▶ _Aim of the exercise_
Using the records that follow, copy every line containing the word "OrderStatusTest".

▶ _Task inputs_
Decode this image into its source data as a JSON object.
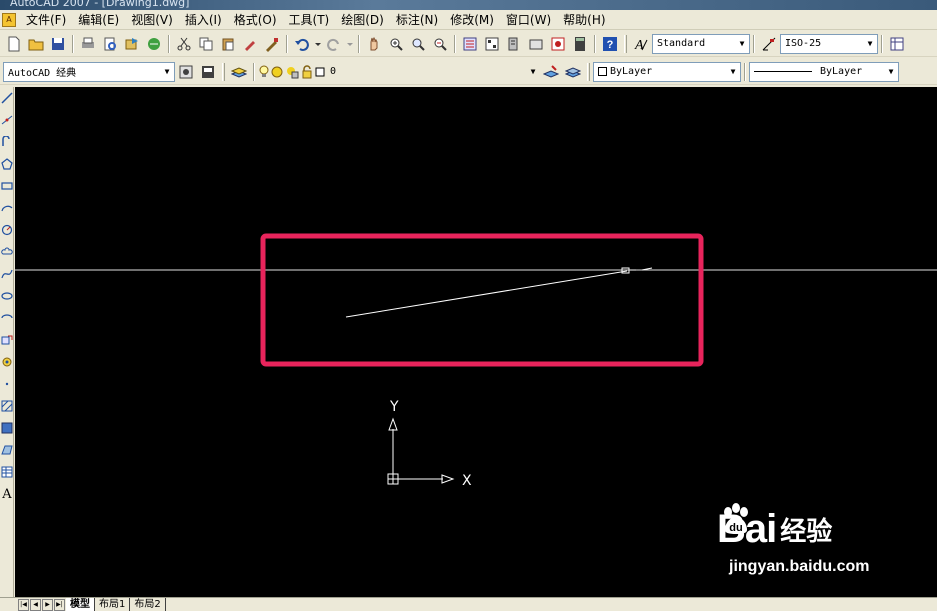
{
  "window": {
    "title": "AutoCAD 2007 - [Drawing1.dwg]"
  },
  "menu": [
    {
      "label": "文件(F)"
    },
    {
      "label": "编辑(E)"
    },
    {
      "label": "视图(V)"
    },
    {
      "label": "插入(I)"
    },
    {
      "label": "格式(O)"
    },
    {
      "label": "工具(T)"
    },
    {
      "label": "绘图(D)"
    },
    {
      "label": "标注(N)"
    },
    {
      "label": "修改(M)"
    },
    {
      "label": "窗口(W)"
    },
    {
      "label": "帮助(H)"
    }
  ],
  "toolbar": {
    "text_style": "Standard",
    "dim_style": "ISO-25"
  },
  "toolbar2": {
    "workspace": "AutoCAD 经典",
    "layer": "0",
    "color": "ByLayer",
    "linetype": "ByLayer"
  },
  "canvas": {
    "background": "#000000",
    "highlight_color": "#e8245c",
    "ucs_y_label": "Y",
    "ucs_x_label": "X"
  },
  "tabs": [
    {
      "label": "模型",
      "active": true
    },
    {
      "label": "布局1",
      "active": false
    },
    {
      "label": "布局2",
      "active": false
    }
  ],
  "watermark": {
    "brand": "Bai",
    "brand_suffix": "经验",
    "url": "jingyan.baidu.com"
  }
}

...

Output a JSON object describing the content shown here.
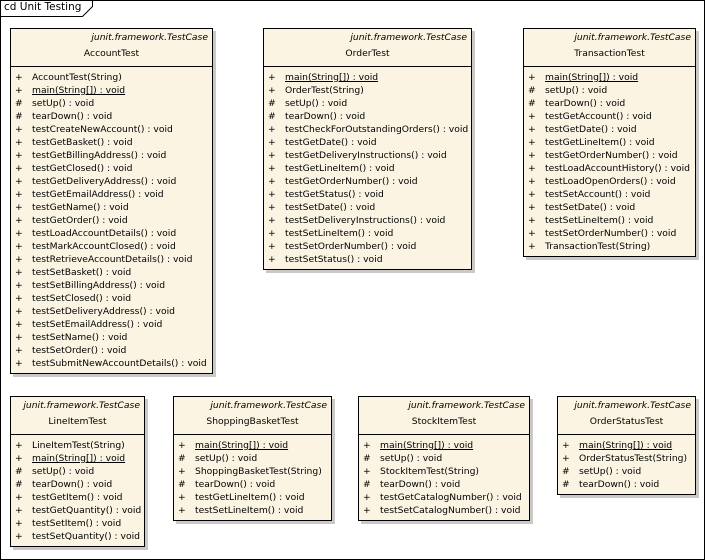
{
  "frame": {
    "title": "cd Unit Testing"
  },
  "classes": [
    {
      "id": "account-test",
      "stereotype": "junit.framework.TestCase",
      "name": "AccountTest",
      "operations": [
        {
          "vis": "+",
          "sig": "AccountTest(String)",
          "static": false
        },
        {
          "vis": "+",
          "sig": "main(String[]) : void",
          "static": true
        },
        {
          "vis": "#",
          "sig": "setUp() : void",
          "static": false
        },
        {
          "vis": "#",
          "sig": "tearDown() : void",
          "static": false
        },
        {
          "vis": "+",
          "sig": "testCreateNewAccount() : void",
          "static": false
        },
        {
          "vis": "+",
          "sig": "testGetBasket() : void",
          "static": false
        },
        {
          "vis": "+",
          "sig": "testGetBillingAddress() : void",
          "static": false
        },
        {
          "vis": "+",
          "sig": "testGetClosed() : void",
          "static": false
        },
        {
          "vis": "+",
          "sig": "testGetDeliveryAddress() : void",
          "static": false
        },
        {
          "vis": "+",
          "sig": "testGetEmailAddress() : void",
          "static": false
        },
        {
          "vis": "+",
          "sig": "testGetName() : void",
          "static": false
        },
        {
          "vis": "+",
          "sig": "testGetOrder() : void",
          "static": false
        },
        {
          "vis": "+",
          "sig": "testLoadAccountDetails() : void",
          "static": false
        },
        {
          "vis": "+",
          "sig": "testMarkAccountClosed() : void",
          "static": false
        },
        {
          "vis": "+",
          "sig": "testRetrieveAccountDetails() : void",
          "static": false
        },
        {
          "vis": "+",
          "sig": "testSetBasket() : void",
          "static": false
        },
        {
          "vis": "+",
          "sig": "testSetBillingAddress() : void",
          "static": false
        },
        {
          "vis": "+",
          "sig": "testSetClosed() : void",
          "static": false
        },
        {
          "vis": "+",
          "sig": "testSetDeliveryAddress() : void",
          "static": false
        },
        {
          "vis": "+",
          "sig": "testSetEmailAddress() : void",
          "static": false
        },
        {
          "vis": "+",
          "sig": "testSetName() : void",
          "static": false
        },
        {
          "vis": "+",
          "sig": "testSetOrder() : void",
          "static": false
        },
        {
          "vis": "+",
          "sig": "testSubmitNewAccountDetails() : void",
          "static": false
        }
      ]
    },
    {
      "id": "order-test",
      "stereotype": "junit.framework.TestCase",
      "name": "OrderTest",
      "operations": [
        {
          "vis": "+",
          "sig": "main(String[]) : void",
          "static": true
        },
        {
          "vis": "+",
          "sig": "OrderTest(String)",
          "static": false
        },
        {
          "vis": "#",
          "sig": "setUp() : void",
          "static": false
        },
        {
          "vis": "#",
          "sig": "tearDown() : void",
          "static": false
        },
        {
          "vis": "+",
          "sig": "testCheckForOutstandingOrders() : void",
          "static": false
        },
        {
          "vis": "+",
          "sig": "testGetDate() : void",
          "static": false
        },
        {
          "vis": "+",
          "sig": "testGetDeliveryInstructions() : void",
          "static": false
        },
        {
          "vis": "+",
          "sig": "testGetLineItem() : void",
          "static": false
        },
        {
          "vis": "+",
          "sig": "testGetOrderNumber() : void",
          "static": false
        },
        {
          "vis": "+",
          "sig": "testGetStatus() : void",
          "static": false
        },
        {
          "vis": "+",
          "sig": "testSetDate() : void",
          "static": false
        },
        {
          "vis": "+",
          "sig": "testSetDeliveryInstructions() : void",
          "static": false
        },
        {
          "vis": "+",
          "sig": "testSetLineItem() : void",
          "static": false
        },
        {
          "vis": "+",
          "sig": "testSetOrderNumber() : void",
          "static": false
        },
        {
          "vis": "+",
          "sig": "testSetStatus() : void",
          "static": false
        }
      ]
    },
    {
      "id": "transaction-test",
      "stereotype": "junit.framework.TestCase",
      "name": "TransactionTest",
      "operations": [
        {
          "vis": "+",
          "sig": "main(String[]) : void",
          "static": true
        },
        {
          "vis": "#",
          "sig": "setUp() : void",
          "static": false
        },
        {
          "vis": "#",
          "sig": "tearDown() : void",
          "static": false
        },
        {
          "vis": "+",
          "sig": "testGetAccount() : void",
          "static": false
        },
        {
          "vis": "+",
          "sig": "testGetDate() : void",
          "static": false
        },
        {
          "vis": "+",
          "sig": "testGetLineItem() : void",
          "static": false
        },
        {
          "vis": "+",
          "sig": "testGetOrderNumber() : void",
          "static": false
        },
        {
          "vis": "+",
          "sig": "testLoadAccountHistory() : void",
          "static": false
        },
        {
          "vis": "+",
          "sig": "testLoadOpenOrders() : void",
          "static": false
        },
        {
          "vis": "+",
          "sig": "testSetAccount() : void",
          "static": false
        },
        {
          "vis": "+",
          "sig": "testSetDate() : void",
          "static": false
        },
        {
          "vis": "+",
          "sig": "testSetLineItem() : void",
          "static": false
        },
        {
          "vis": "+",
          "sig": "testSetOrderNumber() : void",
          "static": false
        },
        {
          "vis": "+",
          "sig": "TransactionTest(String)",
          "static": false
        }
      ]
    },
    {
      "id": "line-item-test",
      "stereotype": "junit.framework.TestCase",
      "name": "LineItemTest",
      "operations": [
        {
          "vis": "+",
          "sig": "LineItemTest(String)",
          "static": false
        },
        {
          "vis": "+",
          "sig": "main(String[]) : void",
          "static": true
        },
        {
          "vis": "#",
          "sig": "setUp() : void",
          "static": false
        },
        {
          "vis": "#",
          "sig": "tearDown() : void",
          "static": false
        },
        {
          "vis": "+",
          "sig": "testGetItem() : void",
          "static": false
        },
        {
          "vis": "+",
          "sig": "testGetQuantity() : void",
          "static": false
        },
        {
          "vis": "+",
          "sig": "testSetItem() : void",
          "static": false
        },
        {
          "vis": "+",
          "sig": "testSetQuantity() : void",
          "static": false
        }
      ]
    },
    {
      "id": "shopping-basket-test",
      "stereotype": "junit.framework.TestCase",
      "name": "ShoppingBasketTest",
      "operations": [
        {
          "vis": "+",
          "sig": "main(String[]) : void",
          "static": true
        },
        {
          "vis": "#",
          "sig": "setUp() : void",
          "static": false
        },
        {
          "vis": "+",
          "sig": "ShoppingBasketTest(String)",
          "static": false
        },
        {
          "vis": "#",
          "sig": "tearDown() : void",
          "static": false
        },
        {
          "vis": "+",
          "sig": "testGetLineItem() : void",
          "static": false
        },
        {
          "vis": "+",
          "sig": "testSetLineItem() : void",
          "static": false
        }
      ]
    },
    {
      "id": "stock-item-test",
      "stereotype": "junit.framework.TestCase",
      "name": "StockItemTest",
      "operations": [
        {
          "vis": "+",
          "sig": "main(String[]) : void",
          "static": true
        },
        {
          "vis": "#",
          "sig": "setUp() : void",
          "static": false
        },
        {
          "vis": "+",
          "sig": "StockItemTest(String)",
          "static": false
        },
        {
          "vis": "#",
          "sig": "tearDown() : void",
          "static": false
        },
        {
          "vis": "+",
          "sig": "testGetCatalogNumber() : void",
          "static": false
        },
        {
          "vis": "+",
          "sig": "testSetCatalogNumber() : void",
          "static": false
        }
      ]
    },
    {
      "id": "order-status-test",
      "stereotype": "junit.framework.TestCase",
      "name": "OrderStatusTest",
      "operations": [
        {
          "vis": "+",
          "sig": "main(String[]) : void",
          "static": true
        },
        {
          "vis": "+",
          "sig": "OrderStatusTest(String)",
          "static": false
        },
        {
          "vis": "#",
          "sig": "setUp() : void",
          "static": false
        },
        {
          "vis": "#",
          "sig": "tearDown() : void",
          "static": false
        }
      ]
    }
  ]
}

▶ _Solution for this task_
      "name": "OrderStatusTest",
          "sig": "OrderStatusTest(String)",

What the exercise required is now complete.